### Source data
+ + + + + + +

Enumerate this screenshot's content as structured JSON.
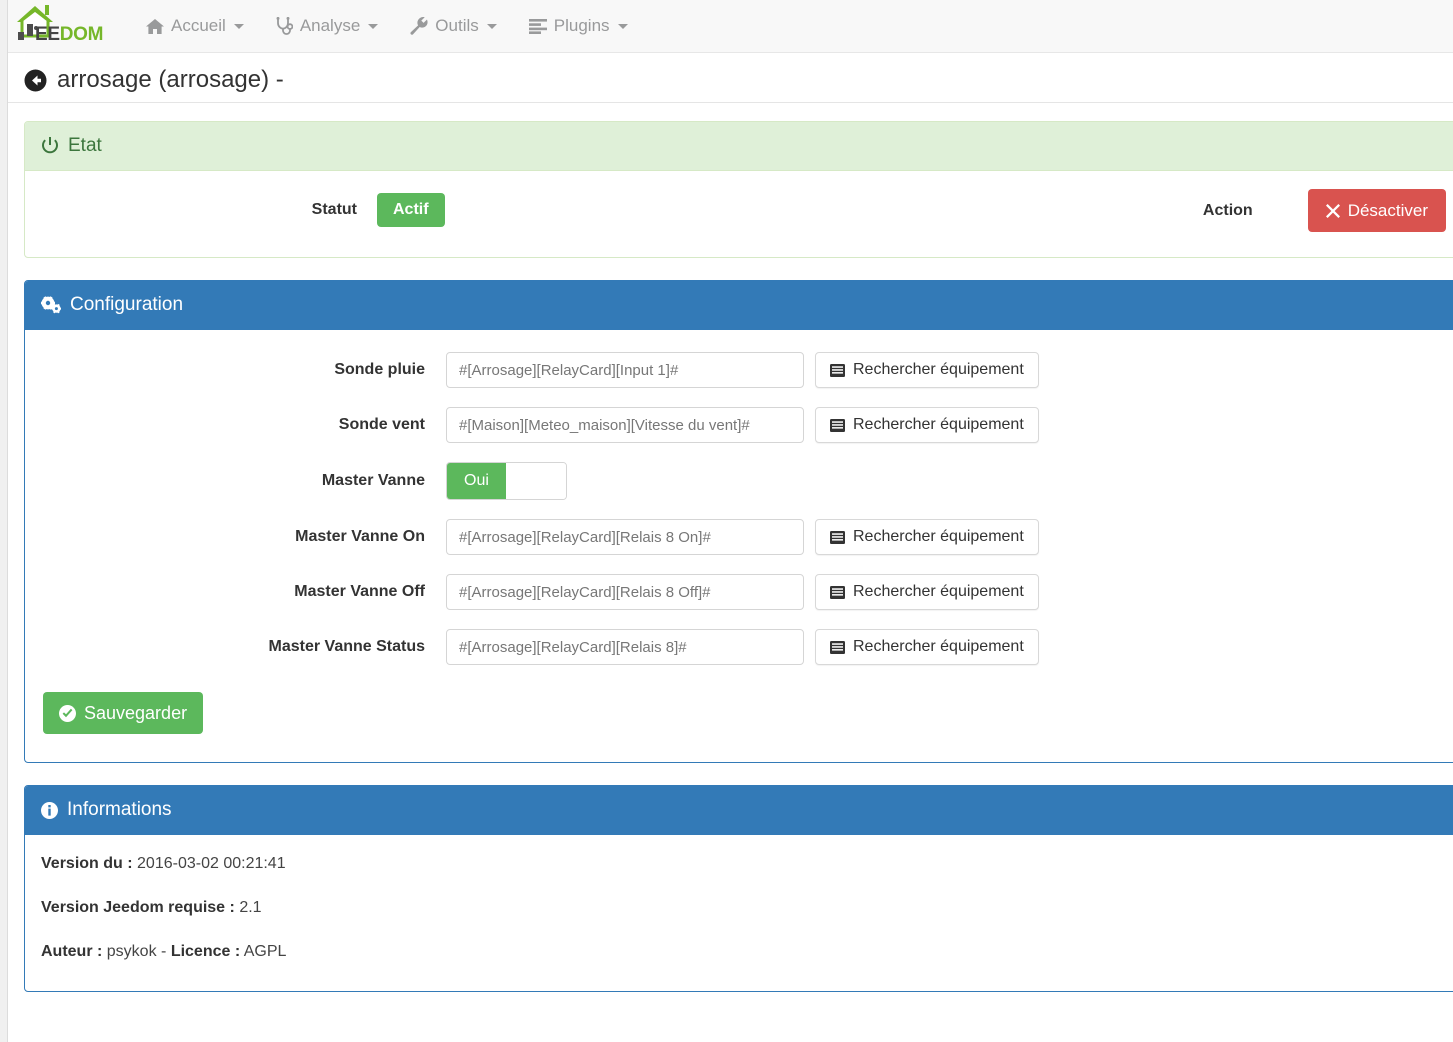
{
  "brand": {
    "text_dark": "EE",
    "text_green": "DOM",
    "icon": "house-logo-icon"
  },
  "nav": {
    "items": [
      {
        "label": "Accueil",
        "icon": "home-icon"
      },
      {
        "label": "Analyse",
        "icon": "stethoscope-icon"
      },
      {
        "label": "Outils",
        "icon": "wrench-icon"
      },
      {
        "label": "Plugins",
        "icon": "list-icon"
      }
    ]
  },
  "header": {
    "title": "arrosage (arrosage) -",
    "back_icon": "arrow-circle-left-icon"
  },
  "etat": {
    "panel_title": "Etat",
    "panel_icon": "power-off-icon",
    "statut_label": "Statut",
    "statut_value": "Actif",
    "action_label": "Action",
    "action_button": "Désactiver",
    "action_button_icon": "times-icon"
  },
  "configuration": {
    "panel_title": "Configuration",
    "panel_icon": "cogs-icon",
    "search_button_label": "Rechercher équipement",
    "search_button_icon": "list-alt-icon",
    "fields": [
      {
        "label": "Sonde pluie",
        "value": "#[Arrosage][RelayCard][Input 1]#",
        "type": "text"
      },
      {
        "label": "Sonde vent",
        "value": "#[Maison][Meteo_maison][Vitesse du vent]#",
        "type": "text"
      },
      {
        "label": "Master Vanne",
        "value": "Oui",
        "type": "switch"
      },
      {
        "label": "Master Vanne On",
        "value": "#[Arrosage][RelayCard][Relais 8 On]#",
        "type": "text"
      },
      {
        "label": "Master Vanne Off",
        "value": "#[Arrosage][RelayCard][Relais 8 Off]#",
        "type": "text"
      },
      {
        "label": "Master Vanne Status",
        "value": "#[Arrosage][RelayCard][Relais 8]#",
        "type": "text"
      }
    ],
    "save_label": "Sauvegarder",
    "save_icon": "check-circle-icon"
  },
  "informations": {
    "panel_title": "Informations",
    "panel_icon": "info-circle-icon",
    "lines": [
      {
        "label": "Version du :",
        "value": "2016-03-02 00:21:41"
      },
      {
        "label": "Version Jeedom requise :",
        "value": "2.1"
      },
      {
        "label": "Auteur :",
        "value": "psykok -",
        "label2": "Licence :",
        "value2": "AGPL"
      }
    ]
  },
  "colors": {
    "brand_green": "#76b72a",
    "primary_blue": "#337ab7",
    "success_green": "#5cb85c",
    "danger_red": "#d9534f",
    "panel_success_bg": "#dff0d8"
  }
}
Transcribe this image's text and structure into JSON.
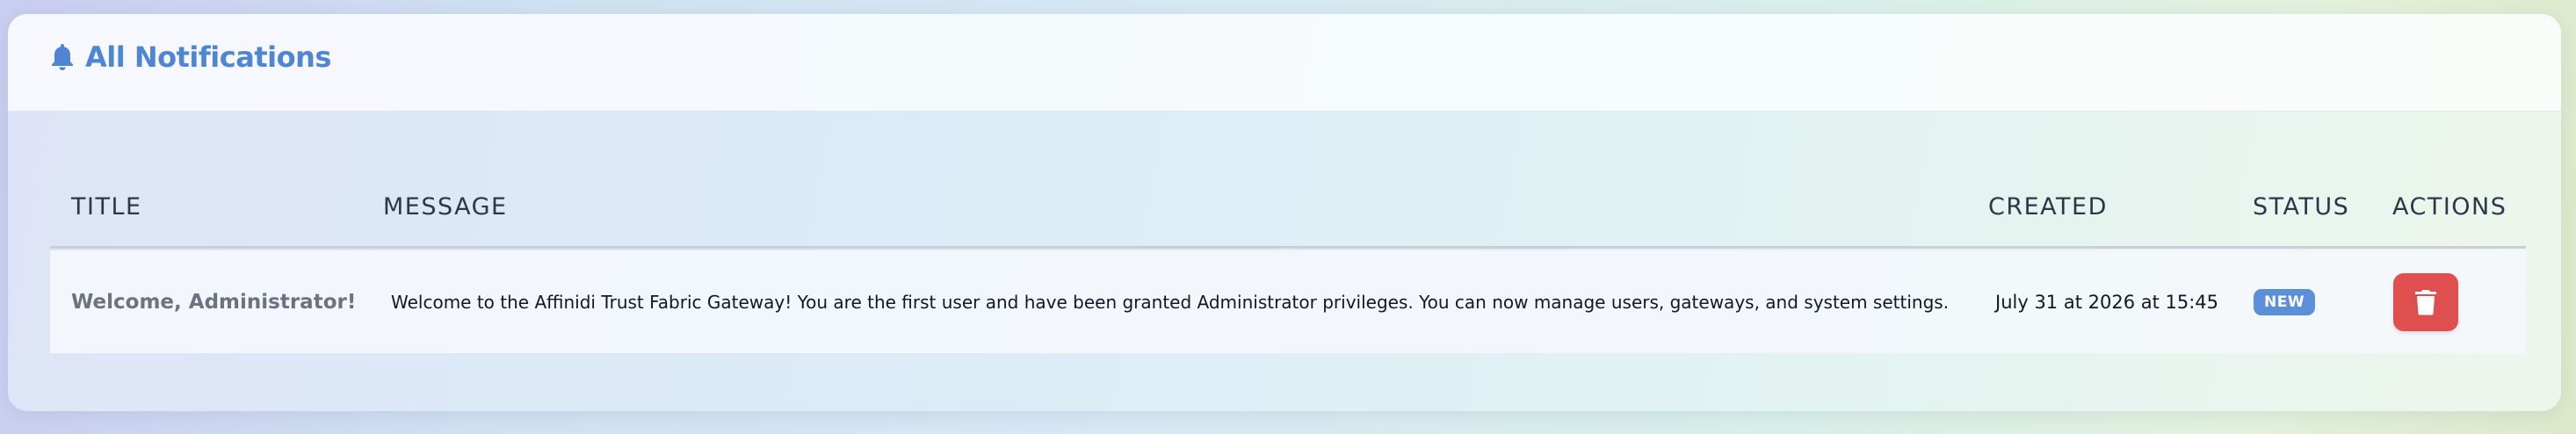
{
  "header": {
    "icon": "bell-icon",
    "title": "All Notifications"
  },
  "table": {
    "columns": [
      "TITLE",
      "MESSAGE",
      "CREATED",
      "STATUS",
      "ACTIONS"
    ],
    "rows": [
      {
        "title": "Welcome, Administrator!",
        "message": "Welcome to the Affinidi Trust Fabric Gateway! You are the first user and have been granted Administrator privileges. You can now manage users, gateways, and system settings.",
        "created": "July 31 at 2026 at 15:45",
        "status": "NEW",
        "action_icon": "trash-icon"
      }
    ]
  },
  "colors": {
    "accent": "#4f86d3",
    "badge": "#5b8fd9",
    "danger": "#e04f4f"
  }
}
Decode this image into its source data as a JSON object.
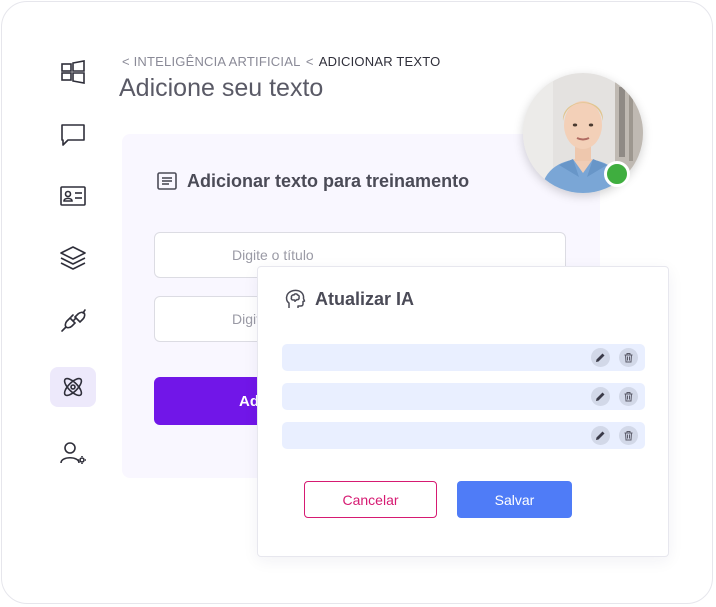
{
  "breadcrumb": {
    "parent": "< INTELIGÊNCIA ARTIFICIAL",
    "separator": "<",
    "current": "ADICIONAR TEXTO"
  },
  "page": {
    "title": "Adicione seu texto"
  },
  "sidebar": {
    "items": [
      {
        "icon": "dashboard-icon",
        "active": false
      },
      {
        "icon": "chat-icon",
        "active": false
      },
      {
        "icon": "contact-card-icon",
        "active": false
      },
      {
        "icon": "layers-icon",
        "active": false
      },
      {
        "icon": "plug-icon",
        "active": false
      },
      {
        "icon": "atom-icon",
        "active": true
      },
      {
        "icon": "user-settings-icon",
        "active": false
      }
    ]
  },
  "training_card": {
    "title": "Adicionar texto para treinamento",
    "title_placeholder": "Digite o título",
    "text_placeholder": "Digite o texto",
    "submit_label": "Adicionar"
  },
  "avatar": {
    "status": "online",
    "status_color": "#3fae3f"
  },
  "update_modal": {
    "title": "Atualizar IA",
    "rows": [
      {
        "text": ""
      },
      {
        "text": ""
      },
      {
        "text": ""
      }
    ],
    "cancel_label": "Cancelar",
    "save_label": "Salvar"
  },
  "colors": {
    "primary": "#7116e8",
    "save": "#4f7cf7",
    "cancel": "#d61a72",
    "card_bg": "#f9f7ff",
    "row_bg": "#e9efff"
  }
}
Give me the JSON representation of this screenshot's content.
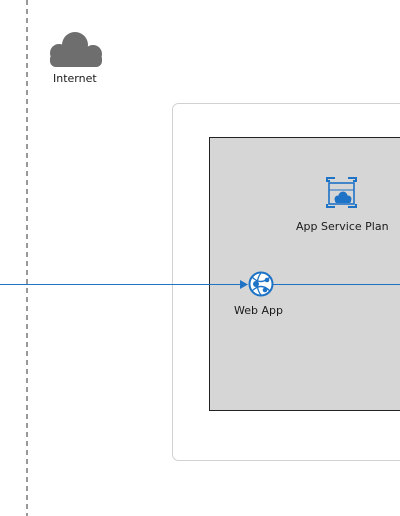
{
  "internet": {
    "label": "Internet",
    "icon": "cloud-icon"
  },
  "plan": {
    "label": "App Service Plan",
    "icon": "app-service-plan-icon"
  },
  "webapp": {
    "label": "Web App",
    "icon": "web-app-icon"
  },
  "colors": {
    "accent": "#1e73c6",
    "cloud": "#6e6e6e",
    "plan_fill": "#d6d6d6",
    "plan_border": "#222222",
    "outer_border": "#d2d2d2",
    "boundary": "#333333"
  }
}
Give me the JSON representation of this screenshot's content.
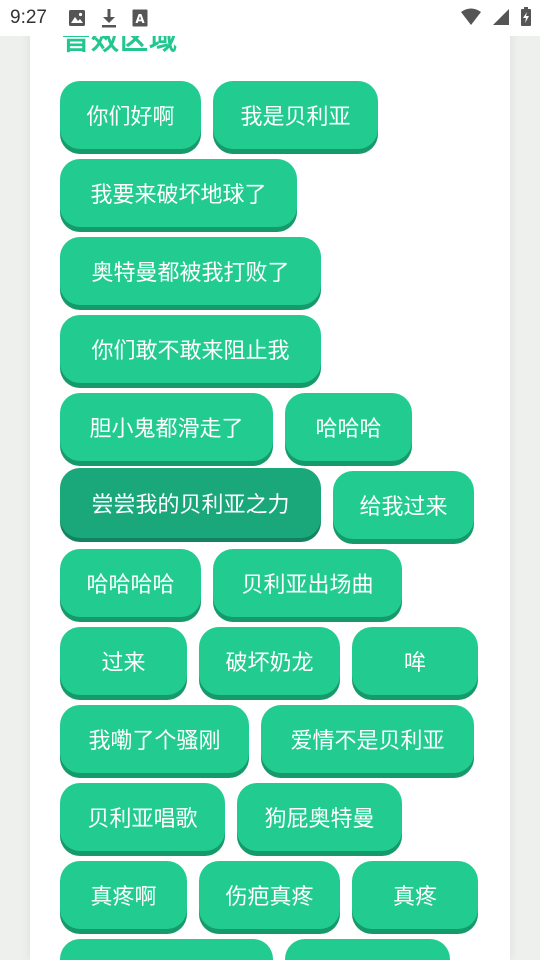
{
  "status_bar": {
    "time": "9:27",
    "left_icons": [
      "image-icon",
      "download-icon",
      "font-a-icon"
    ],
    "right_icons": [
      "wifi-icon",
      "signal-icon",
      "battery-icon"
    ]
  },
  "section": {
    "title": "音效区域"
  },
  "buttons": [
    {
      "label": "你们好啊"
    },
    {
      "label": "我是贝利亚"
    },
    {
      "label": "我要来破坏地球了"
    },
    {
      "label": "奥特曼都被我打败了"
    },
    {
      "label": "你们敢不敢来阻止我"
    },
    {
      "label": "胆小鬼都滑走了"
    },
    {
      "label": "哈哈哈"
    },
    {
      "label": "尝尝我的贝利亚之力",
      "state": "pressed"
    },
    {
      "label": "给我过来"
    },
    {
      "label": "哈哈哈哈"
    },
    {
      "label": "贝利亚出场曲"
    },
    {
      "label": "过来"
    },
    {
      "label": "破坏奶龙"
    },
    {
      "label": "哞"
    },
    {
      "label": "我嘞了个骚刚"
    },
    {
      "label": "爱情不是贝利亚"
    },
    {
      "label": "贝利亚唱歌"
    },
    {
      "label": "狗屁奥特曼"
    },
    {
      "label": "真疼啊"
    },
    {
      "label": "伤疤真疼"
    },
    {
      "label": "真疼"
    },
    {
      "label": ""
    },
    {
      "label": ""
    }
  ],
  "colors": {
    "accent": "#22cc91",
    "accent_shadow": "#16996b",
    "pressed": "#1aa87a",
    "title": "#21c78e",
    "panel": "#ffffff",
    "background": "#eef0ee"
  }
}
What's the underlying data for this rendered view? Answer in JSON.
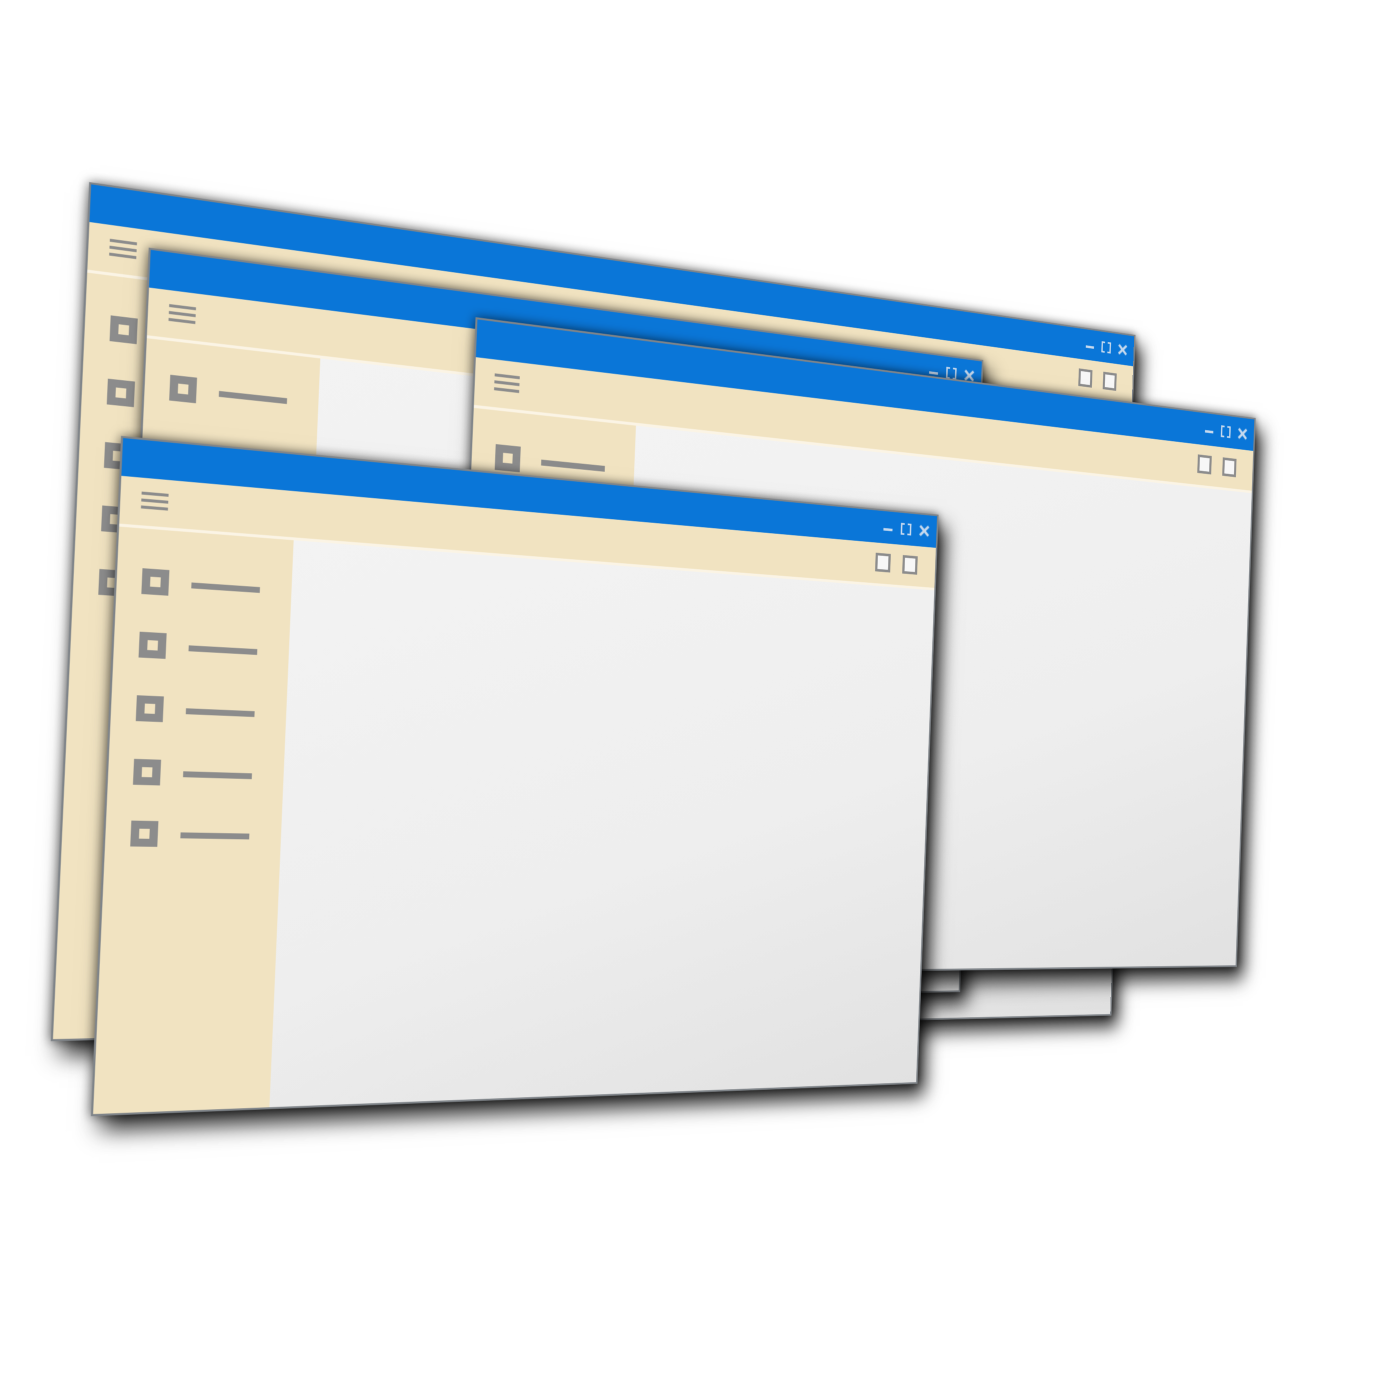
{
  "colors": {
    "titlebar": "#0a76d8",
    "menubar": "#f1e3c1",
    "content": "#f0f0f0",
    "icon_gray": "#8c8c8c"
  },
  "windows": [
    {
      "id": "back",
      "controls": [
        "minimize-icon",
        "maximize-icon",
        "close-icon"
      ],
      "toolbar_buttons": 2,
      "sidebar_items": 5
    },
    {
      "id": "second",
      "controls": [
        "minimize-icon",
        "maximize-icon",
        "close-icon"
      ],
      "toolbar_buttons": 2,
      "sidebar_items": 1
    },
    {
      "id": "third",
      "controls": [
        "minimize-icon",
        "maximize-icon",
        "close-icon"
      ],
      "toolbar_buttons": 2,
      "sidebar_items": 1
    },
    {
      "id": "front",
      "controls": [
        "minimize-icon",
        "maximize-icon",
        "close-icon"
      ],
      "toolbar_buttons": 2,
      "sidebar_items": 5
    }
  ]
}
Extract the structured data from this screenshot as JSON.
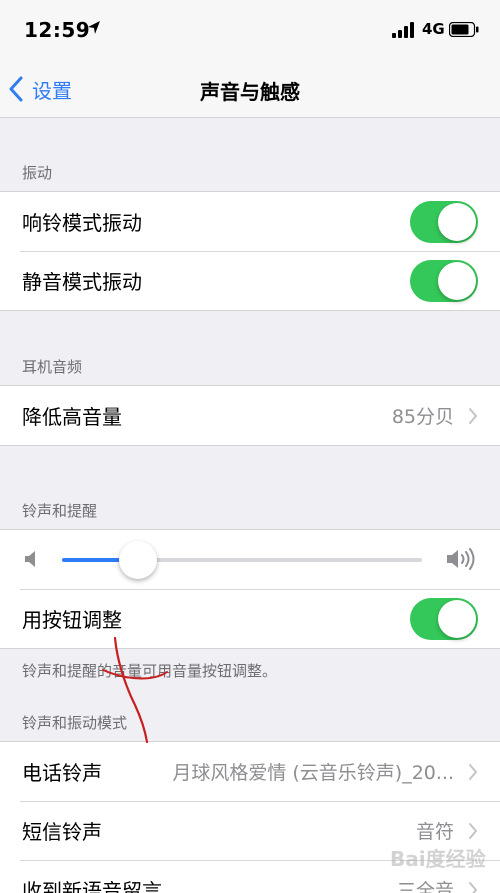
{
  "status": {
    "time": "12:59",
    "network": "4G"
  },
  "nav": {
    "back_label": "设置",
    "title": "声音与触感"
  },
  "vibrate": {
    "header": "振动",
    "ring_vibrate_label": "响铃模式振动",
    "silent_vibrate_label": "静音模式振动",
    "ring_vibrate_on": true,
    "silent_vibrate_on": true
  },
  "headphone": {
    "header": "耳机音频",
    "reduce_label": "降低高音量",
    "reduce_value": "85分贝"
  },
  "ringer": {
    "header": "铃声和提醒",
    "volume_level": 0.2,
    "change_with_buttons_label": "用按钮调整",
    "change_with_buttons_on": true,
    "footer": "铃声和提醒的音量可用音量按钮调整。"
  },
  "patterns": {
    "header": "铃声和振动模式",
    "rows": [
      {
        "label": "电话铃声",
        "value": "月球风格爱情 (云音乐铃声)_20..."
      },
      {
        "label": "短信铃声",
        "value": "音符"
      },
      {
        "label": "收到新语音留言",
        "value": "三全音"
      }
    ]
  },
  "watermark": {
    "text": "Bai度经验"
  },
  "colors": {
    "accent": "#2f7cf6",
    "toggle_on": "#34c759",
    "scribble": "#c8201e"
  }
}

+ + + + + + +

### TASK
Scan the data above; copy every line where "this" appears.

### PROBLEM SOLUTION
Enumerate this screenshot's content as structured JSON.
Transcribe this image's text and structure into JSON.
Decode this image into its source data as a JSON object.
Give me the JSON representation of this screenshot's content.
Give me the JSON representation of this screenshot's content.
What's the underlying data for this rendered view? Answer in JSON.
Extract the structured data from this screenshot as JSON.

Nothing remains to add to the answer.